=== Dataset records ===
§ §
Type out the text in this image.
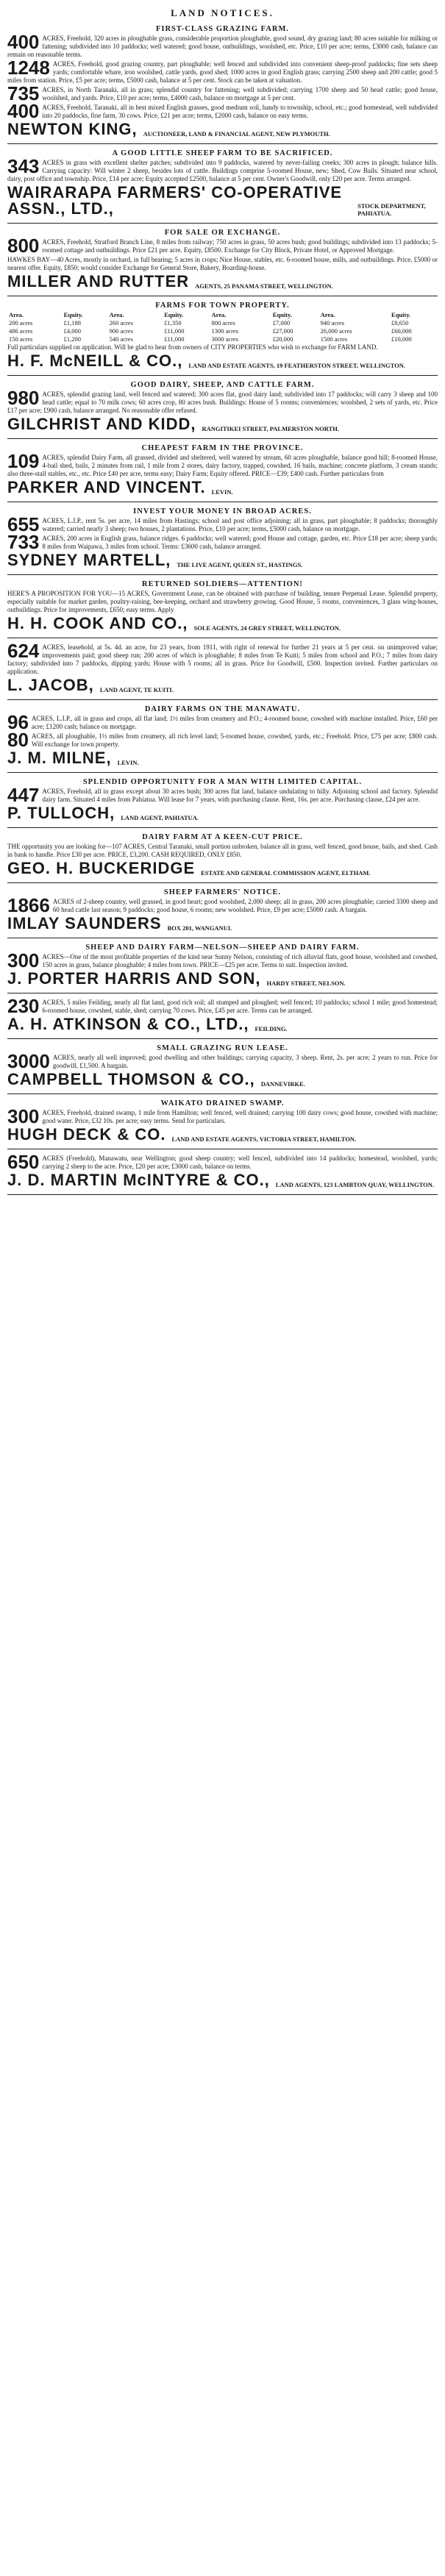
LAND NOTICES.
FIRST-CLASS GRAZING FARM.
400 ACRES, Freehold, 320 acres in ploughable grass, considerable proportion ploughable, good sound, dry grazing land; 80 acres suitable for milking or fattening; subdivided into 10 paddocks; well watered; good house, outbuildings, woolshed, etc. Price, £10 per acre; terms, £3000 cash, balance can remain on reasonable terms.
1248 ACRES, Freehold, good grazing country, part ploughable; well fenced and subdivided into convenient sheep-proof paddocks; fine sets sheep yards; comfortable whare, iron woolshed, cattle yards, good shed; 1000 acres in good English grass; carrying 2500 sheep and 200 cattle; good 5 miles from station. Price, £5 per acre; terms, £5000 cash, balance at 5 per cent. Stock can be taken at valuation.
735 ACRES, in North Taranaki, all in grass; splendid country for fattening; well subdivided; carrying 1700 sheep and 50 head cattle; good house, woolshed, and yards. Price, £10 per acre; terms, £4000 cash, balance on mortgage at 5 per cent.
400 ACRES, Freehold, Taranaki, all in best mixed English grasses, good medium soil, handy to township, school, etc.; good homestead, well subdivided into 20 paddocks, fine farm, 30 cows. Price, £21 per acre; terms, £2000 cash, balance on easy terms.
NEWTON KING, AUCTIONEER, LAND & FINANCIAL AGENT, NEW PLYMOUTH.
A GOOD LITTLE SHEEP FARM TO BE SACRIFICED.
343 ACRES in grass with excellent shelter patches; subdivided into 9 paddocks, watered by never-failing creeks; 300 acres in plough; balance hills. Carrying capacity: Will winter 2 sheep, besides lots of cattle. Buildings comprise 5-roomed House, new; Shed, Cow Bails. Situated near school, dairy, post office and township. Price, £14 per acre; Equity accepted £2500, balance at 5 per cent. Owner's Goodwill, only £20 per acre. Terms arranged.
WAIRARAPA FARMERS' CO-OPERATIVE ASSN., LTD.,	STOCK DEPARTMENT, PAHIATUA.
FOR SALE OR EXCHANGE.
800 ACRES, Freehold, Stratford Branch Line, 8 miles from railway; 750 acres in grass, 50 acres bush; good buildings; subdivided into 13 paddocks; 5-roomed cottage and outbuildings. Price £21 per acre. Equity, £8500. Exchange for City Block, Private Hotel, or Approved Mortgage.
HAWKES BAY—40 Acres, mostly in orchard, in full bearing; 5 acres in crops; Nice House, stables, etc. 6-roomed house, mills, and outbuildings. Price, £5000 or nearest offer. Equity, £850; would consider Exchange for General Store, Bakery, Boarding-house.
MILLER AND RUTTER AGENTS, 25 PANAMA STREET, WELLINGTON.
FARMS FOR TOWN PROPERTY.
Area.	Equity.	Area.	Equity.	Area.	Equity.	Area.	Equity.
200 acres	£1,188	260 acres	£1,350	800 acres	£7,000	940 acres	£8,650
486 acres	£4,000	900 acres	£11,000	1300 acres	£27,000	26,000 acres	£60,000
150 acres	£1,200	540 acres	£11,000	3000 acres	£20,000	1500 acres	£10,000
Full particulars supplied on application. Will be glad to hear from owners of CITY PROPERTIES who wish to exchange for FARM LAND.
H. F. McNEILL & CO., LAND AND ESTATE AGENTS, 19 FEATHERSTON STREET, WELLINGTON.
GOOD DAIRY, SHEEP, AND CATTLE FARM.
980 ACRES, splendid grazing land, well fenced and watered; 300 acres flat, good dairy land; subdivided into 17 paddocks; will carry 3 sheep and 100 head cattle; equal to 70 milk cows; 60 acres crop, 80 acres bush. Buildings: House of 5 rooms; conveniences; woolshed, 2 sets of yards, etc. Price £17 per acre; £900 cash, balance arranged. No reasonable offer refused.
GILCHRIST AND KIDD, RANGITIKEI STREET, PALMERSTON NORTH.
CHEAPEST FARM IN THE PROVINCE.
109 ACRES, splendid Dairy Farm, all grassed, divided and sheltered, well watered by stream, 60 acres ploughable, balance good hill; 8-roomed House, 4-bail shed, bails, 2 minutes from rail, 1 mile from 2 stores, dairy factory, trapped, cowshed, 16 bails, machine; concrete platform, 3 cream stands; also three-stall stables, etc., etc. Price £40 per acre, terms easy; Dairy Farm; Equity offered. PRICE—£39; £400 cash. Further particulars from
PARKER AND VINCENT. LEVIN.
INVEST YOUR MONEY IN BROAD ACRES.
655 ACRES, L.I.P., rent 5s. per acre, 14 miles from Hastings; school and post office adjoining; all in grass, part ploughable; 8 paddocks; thoroughly watered; carried nearly 3 sheep; two houses, 2 plantations. Price, £10 per acre; terms, £5000 cash, balance on mortgage.
733 ACRES, 200 acres in English grass, balance ridges. 6 paddocks; well watered; good House and cottage, garden, etc. Price £18 per acre; sheep yards; 8 miles from Waipawa, 3 miles from school. Terms: £3600 cash, balance arranged.
SYDNEY MARTELL, THE LIVE AGENT, QUEEN ST., HASTINGS.
RETURNED SOLDIERS—ATTENTION!
HERE'S A PROPOSITION FOR YOU—15 ACRES, Government Lease, can be obtained with purchase of building, tenure Perpetual Lease. Splendid property, especially suitable for market garden, poultry-raising, bee-keeping, orchard and strawberry growing. Good House, 5 rooms, conveniences, 3 glass wing-houses, outbuildings. Price for improvements, £650; easy terms. Apply
H. H. COOK AND CO., SOLE AGENTS, 24 GREY STREET, WELLINGTON.
624 ACRES, leasehold, at 5s. 4d. an acre, for 23 years, from 1911, with right of renewal for further 21 years at 5 per cent. on unimproved value; improvements paid; good sheep run; 200 acres of which is ploughable; 8 miles from Te Kuiti; 5 miles from school and P.O.; 7 miles from dairy factory; subdivided into 7 paddocks, dipping yards; House with 5 rooms; all in grass. Price for Goodwill, £500. Inspection invited. Further particulars on application.
L. JACOB, LAND AGENT, TE KUITI.
DAIRY FARMS ON THE MANAWATU.
96 ACRES, L.I.P., all in grass and crops, all flat land; 1½ miles from creamery and P.O.; 4-roomed house, cowshed with machine installed. Price, £60 per acre; £1200 cash; balance on mortgage.
80 ACRES, all ploughable, 1½ miles from creamery, all rich level land; 5-roomed house, cowshed, yards, etc.; Freehold. Price, £75 per acre; £800 cash. Will exchange for town property.
J. M. MILNE, LEVIN.
SPLENDID OPPORTUNITY FOR A MAN WITH LIMITED CAPITAL.
447 ACRES, Freehold, all in grass except about 30 acres bush; 300 acres flat land, balance undulating to hilly. Adjoining school and factory. Splendid dairy farm. Situated 4 miles from Pahiatua. Will lease for 7 years, with purchasing clause. Rent, 16s. per acre. Purchasing clause, £24 per acre.
P. TULLOCH, LAND AGENT, PAHIATUA.
DAIRY FARM AT A KEEN-CUT PRICE.
THE opportunity you are looking for—107 ACRES, Central Taranaki, small portion unbroken, balance all in grass, well fenced, good house, bails, and shed. Cash in bank to handle. Price £30 per acre. PRICE, £3,200. CASH REQUIRED, ONLY £850.
GEO. H. BUCKERIDGE ESTATE AND GENERAL COMMISSION AGENT, ELTHAM.
SHEEP FARMERS' NOTICE.
1866 ACRES of 2-sheep country, well grassed, in good heart; good woolshed, 2,000 sheep; all in grass, 200 acres ploughable; carried 3300 sheep and 60 head cattle last season; 9 paddocks; good house, 6 rooms; new woolshed. Price, £9 per acre; £5000 cash. A bargain.
IMLAY SAUNDERS BOX 201, WANGANUI.
SHEEP AND DAIRY FARM—NELSON—SHEEP AND DAIRY FARM.
300 ACRES—One of the most profitable properties of the kind near Sunny Nelson, consisting of rich alluvial flats, good house, woolshed and cowshed, 150 acres in grass, balance ploughable; 4 miles from town. PRICE—£25 per acre. Terms to suit. Inspection invited.
J. PORTER HARRIS AND SON, HARDY STREET, NELSON.
230 ACRES, 5 miles Feilding, nearly all flat land, good rich soil; all stumped and ploughed; well fenced; 10 paddocks; school 1 mile; good homestead; 6-roomed house, cowshed, stable, shed; carrying 70 cows. Price, £45 per acre. Terms can be arranged.
A. H. ATKINSON & CO., LTD., FEILDING.
SMALL GRAZING RUN LEASE.
3000 ACRES, nearly all well improved; good dwelling and other buildings; carrying capacity, 3 sheep. Rent, 2s. per acre; 2 years to run. Price for goodwill, £1,500. A bargain.
CAMPBELL THOMSON & CO., DANNEVIRKE.
WAIKATO DRAINED SWAMP.
300 ACRES, Freehold, drained swamp, 1 mile from Hamilton; well fenced, well drained; carrying 100 dairy cows; good house, cowshed with machine; good water. Price, £32 10s. per acre; easy terms. Send for particulars.
HUGH DECK & CO. LAND AND ESTATE AGENTS, VICTORIA STREET, HAMILTON.
650 ACRES (Freehold), Manawatu, near Wellington; good sheep country; well fenced, subdivided into 14 paddocks; homestead, woolshed, yards; carrying 2 sheep to the acre. Price, £20 per acre; £3000 cash, balance on terms.
J. D. MARTIN McINTYRE & CO., LAND AGENTS, 123 LAMBTON QUAY, WELLINGTON.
§ §
=== Exercise brief ===
Copy out all lines that carry the word "conveniences".

=== Solution to this exercise ===
980 ACRES, splendid grazing land, well fenced and watered; 300 acres flat, good dairy land; subdivided into 17 paddocks; will carry 3 sheep and 100 head cattle; equal to 70 milk cows; 60 acres crop, 80 acres bush. Buildings: House of 5 rooms; conveniences; woolshed, 2 sets of yards, etc. Price £17 per acre; £900 cash, balance arranged. No reasonable offer refused.
HERE'S A PROPOSITION FOR YOU—15 ACRES, Government Lease, can be obtained with purchase of building, tenure Perpetual Lease. Splendid property, especially suitable for market garden, poultry-raising, bee-keeping, orchard and strawberry growing. Good House, 5 rooms, conveniences, 3 glass wing-houses, outbuildings. Price for improvements, £650; easy terms. Apply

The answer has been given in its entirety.